To do: Filter the listing below, copying every line in which the word "Слой" appears.

### Exercise materials ###

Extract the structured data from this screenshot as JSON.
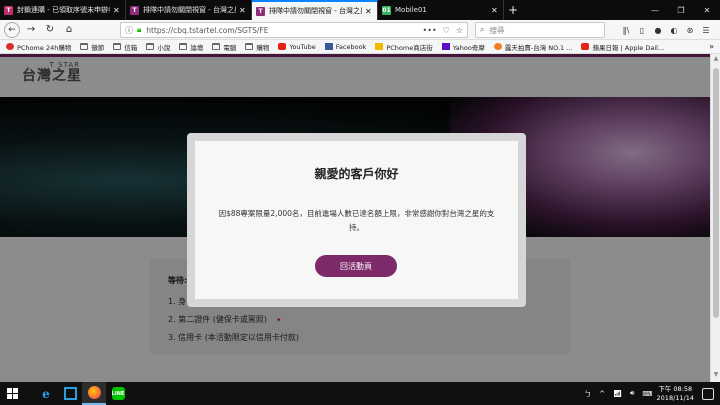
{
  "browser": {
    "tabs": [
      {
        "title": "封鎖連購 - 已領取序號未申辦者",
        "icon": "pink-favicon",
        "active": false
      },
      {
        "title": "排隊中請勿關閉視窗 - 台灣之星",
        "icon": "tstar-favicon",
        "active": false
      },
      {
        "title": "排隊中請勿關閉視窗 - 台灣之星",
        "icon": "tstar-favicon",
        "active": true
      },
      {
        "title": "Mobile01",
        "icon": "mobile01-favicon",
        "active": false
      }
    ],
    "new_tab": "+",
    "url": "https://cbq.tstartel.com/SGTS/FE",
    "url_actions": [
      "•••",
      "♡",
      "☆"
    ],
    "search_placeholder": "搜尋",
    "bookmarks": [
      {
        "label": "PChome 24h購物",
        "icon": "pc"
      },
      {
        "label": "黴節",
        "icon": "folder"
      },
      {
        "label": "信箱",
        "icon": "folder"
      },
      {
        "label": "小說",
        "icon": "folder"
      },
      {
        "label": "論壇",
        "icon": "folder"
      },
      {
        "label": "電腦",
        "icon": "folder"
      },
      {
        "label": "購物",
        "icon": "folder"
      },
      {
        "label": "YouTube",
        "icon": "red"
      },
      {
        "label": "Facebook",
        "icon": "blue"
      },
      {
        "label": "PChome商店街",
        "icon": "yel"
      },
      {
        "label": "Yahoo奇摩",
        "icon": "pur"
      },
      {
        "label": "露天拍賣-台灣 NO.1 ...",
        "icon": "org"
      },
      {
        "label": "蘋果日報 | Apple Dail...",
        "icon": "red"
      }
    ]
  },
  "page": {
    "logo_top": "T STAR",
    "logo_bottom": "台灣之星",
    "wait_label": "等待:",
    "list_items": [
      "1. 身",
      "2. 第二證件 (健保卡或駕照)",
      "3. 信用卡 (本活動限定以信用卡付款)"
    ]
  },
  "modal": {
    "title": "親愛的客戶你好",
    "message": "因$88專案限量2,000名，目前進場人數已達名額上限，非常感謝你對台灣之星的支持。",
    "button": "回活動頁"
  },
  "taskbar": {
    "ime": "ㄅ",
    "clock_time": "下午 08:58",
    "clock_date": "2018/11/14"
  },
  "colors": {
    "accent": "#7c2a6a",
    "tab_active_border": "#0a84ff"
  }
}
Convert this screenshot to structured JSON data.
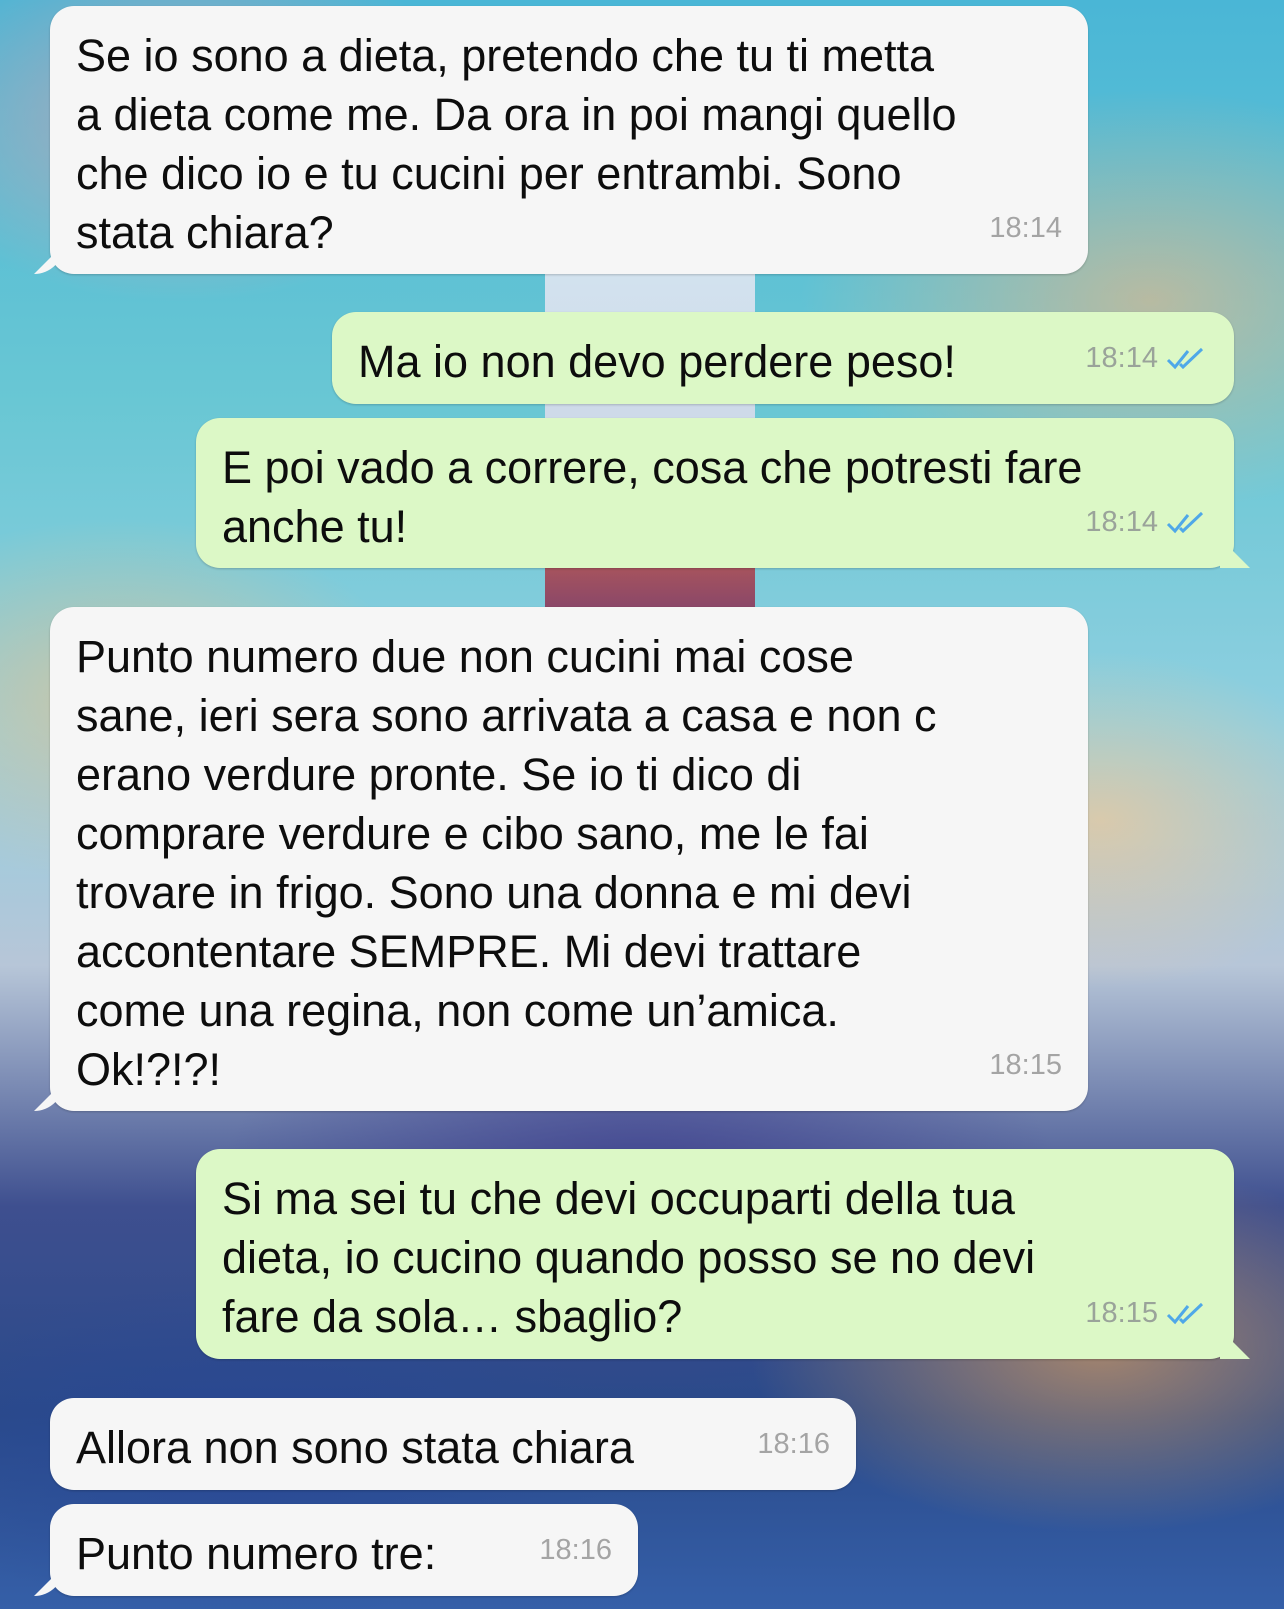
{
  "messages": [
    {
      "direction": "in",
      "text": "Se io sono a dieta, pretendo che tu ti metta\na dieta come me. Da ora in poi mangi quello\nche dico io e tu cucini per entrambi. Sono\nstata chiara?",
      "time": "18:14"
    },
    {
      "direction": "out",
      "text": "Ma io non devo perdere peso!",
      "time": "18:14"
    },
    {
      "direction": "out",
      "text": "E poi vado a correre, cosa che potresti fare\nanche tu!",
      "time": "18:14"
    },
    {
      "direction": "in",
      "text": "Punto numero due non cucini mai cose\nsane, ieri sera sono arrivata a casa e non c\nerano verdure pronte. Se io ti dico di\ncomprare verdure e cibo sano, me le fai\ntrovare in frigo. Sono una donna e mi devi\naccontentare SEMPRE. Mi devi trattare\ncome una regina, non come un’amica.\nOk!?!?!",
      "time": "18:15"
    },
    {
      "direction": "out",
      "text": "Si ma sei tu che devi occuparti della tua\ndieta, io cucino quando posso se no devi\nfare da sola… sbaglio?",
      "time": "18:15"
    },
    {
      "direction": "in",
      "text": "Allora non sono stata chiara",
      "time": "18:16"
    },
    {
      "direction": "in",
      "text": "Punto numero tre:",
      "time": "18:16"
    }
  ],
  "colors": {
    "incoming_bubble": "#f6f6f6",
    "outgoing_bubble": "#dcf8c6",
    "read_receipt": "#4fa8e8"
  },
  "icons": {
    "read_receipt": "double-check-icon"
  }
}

###
### Exercise materials ###

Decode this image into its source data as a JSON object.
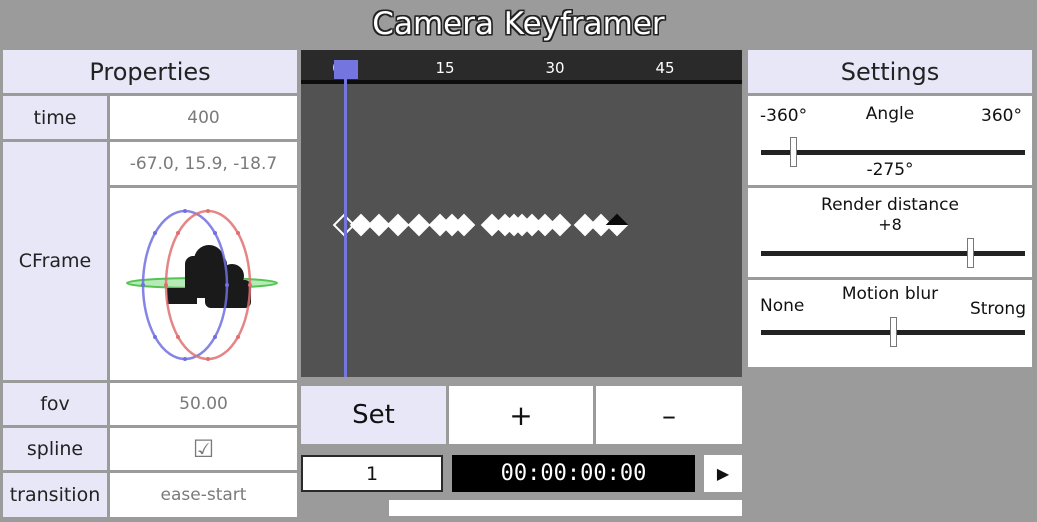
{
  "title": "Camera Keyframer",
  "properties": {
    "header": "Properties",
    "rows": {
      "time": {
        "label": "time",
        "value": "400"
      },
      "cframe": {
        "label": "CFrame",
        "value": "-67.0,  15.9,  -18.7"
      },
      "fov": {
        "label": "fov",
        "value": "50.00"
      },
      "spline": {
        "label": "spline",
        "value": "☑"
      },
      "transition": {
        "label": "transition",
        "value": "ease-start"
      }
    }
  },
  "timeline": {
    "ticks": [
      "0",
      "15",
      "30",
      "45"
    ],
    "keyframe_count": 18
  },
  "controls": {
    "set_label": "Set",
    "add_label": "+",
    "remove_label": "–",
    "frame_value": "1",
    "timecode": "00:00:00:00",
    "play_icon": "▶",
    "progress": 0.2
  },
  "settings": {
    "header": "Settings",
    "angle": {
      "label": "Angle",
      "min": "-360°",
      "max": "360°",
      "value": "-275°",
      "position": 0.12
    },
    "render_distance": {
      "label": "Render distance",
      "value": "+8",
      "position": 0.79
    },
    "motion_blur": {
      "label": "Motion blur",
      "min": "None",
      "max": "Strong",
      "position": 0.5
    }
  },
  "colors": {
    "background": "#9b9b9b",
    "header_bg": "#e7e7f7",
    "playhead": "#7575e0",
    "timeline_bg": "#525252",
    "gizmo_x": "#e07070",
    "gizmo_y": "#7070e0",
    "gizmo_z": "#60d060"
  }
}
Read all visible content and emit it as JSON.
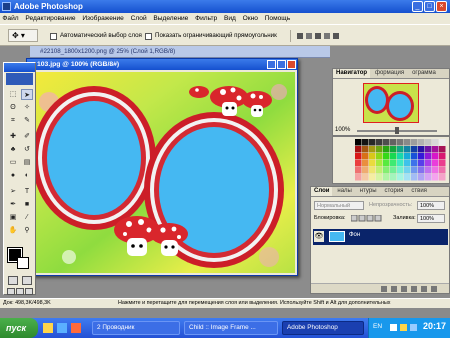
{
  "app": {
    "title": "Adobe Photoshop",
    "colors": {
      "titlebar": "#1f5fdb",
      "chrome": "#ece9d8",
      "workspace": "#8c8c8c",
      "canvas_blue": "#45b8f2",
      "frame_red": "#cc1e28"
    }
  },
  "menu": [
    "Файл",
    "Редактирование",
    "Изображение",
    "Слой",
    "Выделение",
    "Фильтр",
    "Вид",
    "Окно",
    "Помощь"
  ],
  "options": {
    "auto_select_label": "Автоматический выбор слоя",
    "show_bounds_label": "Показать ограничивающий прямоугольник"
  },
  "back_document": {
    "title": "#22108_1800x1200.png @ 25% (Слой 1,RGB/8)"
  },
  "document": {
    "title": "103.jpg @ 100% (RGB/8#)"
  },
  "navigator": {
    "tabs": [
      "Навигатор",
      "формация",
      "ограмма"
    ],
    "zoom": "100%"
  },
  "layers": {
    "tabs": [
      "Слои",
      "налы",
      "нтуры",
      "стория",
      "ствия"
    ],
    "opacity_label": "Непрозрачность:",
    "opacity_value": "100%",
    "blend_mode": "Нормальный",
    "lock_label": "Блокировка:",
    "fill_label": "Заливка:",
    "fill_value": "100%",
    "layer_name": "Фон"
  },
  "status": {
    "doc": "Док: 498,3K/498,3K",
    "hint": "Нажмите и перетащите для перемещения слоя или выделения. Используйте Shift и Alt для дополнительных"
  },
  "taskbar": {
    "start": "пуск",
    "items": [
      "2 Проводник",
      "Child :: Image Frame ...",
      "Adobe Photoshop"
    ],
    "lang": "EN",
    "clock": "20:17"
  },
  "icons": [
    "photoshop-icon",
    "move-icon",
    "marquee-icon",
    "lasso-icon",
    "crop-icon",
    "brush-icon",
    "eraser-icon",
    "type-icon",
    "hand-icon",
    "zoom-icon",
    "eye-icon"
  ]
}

###

Solved problem:
    "Слой",
    "title": "#22108_1800x1200.png @ 25% (Слой 1,RGB/8)"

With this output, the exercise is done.